* [What is required]
Repeat the entire listing exactly.

* [Given records]
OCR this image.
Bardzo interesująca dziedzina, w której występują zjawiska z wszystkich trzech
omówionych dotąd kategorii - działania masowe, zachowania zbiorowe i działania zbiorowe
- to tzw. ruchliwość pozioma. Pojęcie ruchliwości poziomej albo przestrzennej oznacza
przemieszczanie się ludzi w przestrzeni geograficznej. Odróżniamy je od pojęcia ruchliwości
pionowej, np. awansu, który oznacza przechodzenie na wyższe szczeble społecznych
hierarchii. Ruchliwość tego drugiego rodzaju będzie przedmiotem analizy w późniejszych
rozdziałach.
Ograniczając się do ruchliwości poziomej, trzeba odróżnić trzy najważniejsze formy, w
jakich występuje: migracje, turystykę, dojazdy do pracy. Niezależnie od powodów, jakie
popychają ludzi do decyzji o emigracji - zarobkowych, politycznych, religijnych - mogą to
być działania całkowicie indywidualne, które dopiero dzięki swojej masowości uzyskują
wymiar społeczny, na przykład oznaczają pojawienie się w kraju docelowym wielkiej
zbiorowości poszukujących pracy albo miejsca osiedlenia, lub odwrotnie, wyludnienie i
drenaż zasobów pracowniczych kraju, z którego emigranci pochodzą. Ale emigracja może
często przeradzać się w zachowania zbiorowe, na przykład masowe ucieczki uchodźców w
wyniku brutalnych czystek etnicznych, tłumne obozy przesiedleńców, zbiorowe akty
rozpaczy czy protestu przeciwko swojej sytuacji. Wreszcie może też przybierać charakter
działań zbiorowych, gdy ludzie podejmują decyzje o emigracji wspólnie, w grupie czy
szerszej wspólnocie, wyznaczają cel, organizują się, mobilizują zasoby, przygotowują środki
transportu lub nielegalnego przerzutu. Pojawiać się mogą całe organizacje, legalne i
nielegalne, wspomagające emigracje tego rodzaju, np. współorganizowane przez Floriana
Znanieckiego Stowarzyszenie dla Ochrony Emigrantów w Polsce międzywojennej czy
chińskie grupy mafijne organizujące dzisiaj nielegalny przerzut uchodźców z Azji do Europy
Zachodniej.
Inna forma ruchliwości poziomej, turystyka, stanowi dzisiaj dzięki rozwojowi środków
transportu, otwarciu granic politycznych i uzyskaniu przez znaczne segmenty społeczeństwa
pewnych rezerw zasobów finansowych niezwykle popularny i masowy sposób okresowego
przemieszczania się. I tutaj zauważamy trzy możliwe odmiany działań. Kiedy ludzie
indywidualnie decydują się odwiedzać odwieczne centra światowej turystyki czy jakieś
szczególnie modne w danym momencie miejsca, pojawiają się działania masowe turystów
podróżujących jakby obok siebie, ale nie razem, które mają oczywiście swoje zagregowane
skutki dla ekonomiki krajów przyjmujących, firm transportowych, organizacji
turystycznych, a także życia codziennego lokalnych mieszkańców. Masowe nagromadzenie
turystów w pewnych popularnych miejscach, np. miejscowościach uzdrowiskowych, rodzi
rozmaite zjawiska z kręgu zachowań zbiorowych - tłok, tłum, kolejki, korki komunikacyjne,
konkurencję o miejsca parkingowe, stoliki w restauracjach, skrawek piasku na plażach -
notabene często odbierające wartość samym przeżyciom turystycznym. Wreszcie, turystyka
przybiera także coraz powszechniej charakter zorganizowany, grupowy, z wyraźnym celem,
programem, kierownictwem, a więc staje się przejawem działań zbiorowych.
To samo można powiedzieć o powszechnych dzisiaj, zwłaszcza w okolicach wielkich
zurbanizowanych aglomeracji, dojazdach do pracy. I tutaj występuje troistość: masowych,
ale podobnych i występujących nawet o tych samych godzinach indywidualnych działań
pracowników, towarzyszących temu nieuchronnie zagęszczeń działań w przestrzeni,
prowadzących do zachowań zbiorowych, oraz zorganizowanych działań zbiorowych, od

* [Answer]
OCR this image.
Bardzo interesująca dziedzina, w której występują zjawiska z wszystkich trzech
omówionych dotąd kategorii - działania masowe, zachowania zbiorowe i działania zbiorowe
- to tzw. ruchliwość pozioma. Pojęcie ruchliwości poziomej albo przestrzennej oznacza
przemieszczanie się ludzi w przestrzeni geograficznej. Odróżniamy je od pojęcia ruchliwości
pionowej, np. awansu, który oznacza przechodzenie na wyższe szczeble społecznych
hierarchii. Ruchliwość tego drugiego rodzaju będzie przedmiotem analizy w późniejszych
rozdziałach.
Ograniczając się do ruchliwości poziomej, trzeba odróżnić trzy najważniejsze formy, w
jakich występuje: migracje, turystykę, dojazdy do pracy. Niezależnie od powodów, jakie
popychają ludzi do decyzji o emigracji - zarobkowych, politycznych, religijnych - mogą to
być działania całkowicie indywidualne, które dopiero dzięki swojej masowości uzyskują
wymiar społeczny, na przykład oznaczają pojawienie się w kraju docelowym wielkiej
zbiorowości poszukujących pracy albo miejsca osiedlenia, lub odwrotnie, wyludnienie i
drenaż zasobów pracowniczych kraju, z którego emigranci pochodzą. Ale emigracja może
często przeradzać się w zachowania zbiorowe, na przykład masowe ucieczki uchodźców w
wyniku brutalnych czystek etnicznych, tłumne obozy przesiedleńców, zbiorowe akty
rozpaczy czy protestu przeciwko swojej sytuacji. Wreszcie może też przybierać charakter
działań zbiorowych, gdy ludzie podejmują decyzje o emigracji wspólnie, w grupie czy
szerszej wspólnocie, wyznaczają cel, organizują się, mobilizują zasoby, przygotowują środki
transportu lub nielegalnego przerzutu. Pojawiać się mogą całe organizacje, legalne i
nielegalne, wspomagające emigracje tego rodzaju, np. współorganizowane przez Floriana
Znanieckiego Stowarzyszenie dla Ochrony Emigrantów w Polsce międzywojennej czy
chińskie grupy mafijne organizujące dzisiaj nielegalny przerzut uchodźców z Azji do Europy
Zachodniej.
Inna forma ruchliwości poziomej, turystyka, stanowi dzisiaj dzięki rozwojowi środków
transportu, otwarciu granic politycznych i uzyskaniu przez znaczne segmenty społeczeństwa
pewnych rezerw zasobów finansowych niezwykle popularny i masowy sposób okresowego
przemieszczania się. I tutaj zauważamy trzy możliwe odmiany działań. Kiedy ludzie
indywidualnie decydują się odwiedzać odwieczne centra światowej turystyki czy jakieś
szczególnie modne w danym momencie miejsca, pojawiają się działania masowe turystów
podróżujących jakby obok siebie, ale nie razem, które mają oczywiście swoje zagregowane
skutki dla ekonomiki krajów przyjmujących, firm transportowych, organizacji
turystycznych, a także życia codziennego lokalnych mieszkańców. Masowe nagromadzenie
turystów w pewnych popularnych miejscach, np. miejscowościach uzdrowiskowych, rodzi
rozmaite zjawiska z kręgu zachowań zbiorowych - tłok, tłum, kolejki, korki komunikacyjne,
konkurencję o miejsca parkingowe, stoliki w restauracjach, skrawek piasku na plażach -
notabene często odbierające wartość samym przeżyciom turystycznym. Wreszcie, turystyka
przybiera także coraz powszechniej charakter zorganizowany, grupowy, z wyraźnym celem,
programem, kierownictwem, a więc staje się przejawem działań zbiorowych.
To samo można powiedzieć o powszechnych dzisiaj, zwłaszcza w okolicach wielkich
zurbanizowanych aglomeracji, dojazdach do pracy. I tutaj występuje troistość: masowych,
ale podobnych i występujących nawet o tych samych godzinach indywidualnych działań
pracowników, towarzyszących temu nieuchronnie zagęszczeń działań w przestrzeni,
prowadzących do zachowań zbiorowych, oraz zorganizowanych działań zbiorowych, od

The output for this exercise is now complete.